Instructions:
A: Answer these from the film plot summary:
(i) Which actor plays Sandy Woodrow?
(ii) How does Justin reach the village where the doctor lives?
(iii) Who reads the incriminating letter at the funeral?
B: Write a continuation of the film plot summary, picking up after its final sentence.

Danny Huston plays Sandy Woodrow, the British High Commissioner on the scene. Bill Nighy is Sir Bernard Pellegrin, head of the Africa Desk at the Foreign Office and thus Justin's and Sandy's boss. In his investigations, Justin discovers that Tessa hid from him a report about the deaths caused by dypraxa, and obtains an incriminating letter that Tessa took from Sandy Woodrow.
Justin confronts Sandy, who tells Justin that what Tessa wanted was to stop the dypraxa tests and redesign the drug. However, this would have cost millions of dollars and significantly delay the drug during which time other competing drugs would surface. Pellegrin considered Tessa's report too damaging, and decided she had to be stopped.
The company threatens Justin to stop his investigations or else join his wife, sending agents to beat him in one instance. Still determined, Justin takes a UN aid plane to the village where the doctor that provided Tessa with the clinical data backing her report resides. The doctor gives him a copy of the report. However, the village is raided by armed tribesmen on horseback and they are forced to flee amongst the carnage to the plane.
Justin has the plane drop him off at the place where Tessa died. There Justin dwells upon Tessa. He tells her memory that he knows all her secrets, that he understands her now, and that he is coming home. Shortly after, he is killed in an organized hit.
At Tessa's and Justin's funeral, Arthur Hammond (Tessa's close cousin and Justin's friend) reads the incriminating letter written by Bernard Pellegrin to Sandy Woodrow. Within the letter, Pelligrin ordered the surveillance of Tessa expressly to block her reports detailing the deaths caused by dypraxa. The company could not be held responsible for the dypraxa deaths if they never officially received the reports. The scandal having been revealed, Pellegrin leaves the funeral followed by journalists.

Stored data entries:
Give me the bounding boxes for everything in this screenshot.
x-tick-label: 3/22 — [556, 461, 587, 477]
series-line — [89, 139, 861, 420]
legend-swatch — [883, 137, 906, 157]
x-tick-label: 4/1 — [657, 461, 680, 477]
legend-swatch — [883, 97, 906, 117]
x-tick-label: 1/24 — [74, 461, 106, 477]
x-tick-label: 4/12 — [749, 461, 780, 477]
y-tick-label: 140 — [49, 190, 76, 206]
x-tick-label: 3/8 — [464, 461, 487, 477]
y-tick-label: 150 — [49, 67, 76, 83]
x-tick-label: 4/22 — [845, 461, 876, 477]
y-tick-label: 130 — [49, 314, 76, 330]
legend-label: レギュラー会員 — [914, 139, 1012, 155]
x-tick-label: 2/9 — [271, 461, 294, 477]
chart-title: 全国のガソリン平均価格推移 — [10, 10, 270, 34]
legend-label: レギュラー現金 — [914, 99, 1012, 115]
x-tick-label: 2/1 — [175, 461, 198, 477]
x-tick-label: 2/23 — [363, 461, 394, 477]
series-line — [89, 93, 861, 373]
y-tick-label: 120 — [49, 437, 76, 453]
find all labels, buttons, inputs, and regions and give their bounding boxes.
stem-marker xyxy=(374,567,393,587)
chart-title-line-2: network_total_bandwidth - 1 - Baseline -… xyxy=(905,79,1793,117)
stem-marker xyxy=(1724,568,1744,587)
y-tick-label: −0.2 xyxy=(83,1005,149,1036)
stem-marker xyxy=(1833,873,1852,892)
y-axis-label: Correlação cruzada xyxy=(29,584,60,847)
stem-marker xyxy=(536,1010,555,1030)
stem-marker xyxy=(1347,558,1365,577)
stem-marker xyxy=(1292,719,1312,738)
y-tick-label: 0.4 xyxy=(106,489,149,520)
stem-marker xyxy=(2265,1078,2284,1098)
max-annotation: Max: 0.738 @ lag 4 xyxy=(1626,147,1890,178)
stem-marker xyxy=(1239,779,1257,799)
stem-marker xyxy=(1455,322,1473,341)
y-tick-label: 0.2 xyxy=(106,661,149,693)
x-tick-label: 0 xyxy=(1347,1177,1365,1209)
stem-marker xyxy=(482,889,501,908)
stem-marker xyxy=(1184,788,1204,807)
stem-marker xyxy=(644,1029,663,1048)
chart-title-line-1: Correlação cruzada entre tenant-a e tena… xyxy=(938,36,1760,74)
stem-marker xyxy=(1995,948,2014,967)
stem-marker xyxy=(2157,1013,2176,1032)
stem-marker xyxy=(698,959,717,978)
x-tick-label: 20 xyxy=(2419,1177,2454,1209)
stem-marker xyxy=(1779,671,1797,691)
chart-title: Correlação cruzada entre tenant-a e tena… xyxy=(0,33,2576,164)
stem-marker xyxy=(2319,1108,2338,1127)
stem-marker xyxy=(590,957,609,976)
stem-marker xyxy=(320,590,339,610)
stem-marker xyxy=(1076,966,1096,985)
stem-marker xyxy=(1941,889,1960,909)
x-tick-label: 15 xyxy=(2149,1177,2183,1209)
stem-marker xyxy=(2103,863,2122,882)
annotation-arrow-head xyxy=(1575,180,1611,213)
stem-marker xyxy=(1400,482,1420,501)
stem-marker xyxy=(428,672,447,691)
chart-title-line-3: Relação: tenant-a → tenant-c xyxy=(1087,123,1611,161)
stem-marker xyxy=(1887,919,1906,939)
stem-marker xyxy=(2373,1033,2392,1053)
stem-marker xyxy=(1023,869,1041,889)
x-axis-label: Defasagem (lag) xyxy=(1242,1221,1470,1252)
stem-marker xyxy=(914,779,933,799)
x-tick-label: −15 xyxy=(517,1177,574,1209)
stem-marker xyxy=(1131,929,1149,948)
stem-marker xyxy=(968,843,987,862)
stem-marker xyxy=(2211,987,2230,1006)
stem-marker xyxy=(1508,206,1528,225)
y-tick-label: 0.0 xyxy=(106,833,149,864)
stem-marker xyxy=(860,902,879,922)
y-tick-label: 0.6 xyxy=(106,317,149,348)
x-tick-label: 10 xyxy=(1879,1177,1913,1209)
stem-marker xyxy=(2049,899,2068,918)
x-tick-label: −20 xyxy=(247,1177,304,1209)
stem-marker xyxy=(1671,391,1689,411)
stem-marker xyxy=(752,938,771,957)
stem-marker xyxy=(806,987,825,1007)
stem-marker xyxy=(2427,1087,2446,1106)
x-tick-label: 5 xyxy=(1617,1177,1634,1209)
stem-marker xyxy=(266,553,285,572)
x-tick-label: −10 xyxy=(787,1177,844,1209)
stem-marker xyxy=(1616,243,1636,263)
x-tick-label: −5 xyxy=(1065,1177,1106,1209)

Answers in order:
A:
(i) Danny Huston
(ii) He takes a UN aid plane.
(iii) Arthur Hammond

B:
- Ralph Fiennes as Justin Quayle
- Rachel Weisz as Tessa Quayle
- Danny Huston as Sandy Woodrow
- Hubert Koundé as Arnold Bluhm
- Archie Panjabi as Ghita Pearson
- Bill Nighy as Sir Bernard Pellegrin
- Gerard McSorley as Sir Kenneth Curtis
- Pete Postlethwaite as Dr. Lorbeer
- Donald Sumpter as Tim Donohue
- Donald Apiyo as kioko
The film grossed $33,579,797 in North America and $48,886,873 in other territories, totaling $82,466,670 worldwide.
Reviews have generally been very positive. On the film aggregator website, Rotten Tomatoes reported that 83% of 181 sampled critics gave the film positive reviews and that it got a rating average of 7.6 out of 10. Roger Ebert of the Chicago Sun-Times called it "one of the year's best films." USA Today noted that the film's "passion, betrayal, gorgeous cinematography, social commentary, stellar performances and clever wit puts it in a special category near perfection". However, Michael Atkinson of The Village Voice criticized the film as "a cannonballing mélange of hack-cuts, impressionistic close-ups, and tropical swelter." Ty Burr of The Boston Globe said the film diminishes "the real urgency of the West's humanitarian disconnect from Africa. If it sends audiences home to log on to the Amnesty International website, terrific – but that still doesn't make it a very good movie."
The film was nominated for four Academy Awards: Best Adapted Screenplay, Best Original Score, Best Film Editing, and Best Supporting Actress (Weisz). Weisz won both an Oscar and Golden Globe for her performance. The film was also nominated for two other Golden Globe Awards: Best Motion Picture (Drama), and Best Director. Additionally, Weisz won the 2005 Screen Actors Guild Award for Outstanding Performance by a Female Actor in a Supporting Role.
The film was nominated for 10 BAFTA Awards, including Best Film and Best Director. It also won the award for Best Editing.
The film won the award for Best Film at the London Critics Circle Film Awards, British Independent Film Awards, and Evening Standard British Film Awards. The film also received the San Diego Film Critics Society Awards.
Author's dedication and afterword
John le Carré, in his original novel, provided a dedication and also a personal afterword. Both the dedication and part of the afterword (amended) are reproduced in the closing credits of the film. The first states: "This film is dedicated to Yvette Pierpaoli and all other aid workers who lived and died giving a damn". The latter continues (in the next credit): "Nobody in this story, and no outfit or corporation, thank God, is based upon an actual person or outfit in the real world, but I can tell you this, as my journey through the pharmaceutical jungle progressed, I came to realize that, by comparison with the reality, my story was as tame as a holiday postcard". The text appears over John le Carré's name.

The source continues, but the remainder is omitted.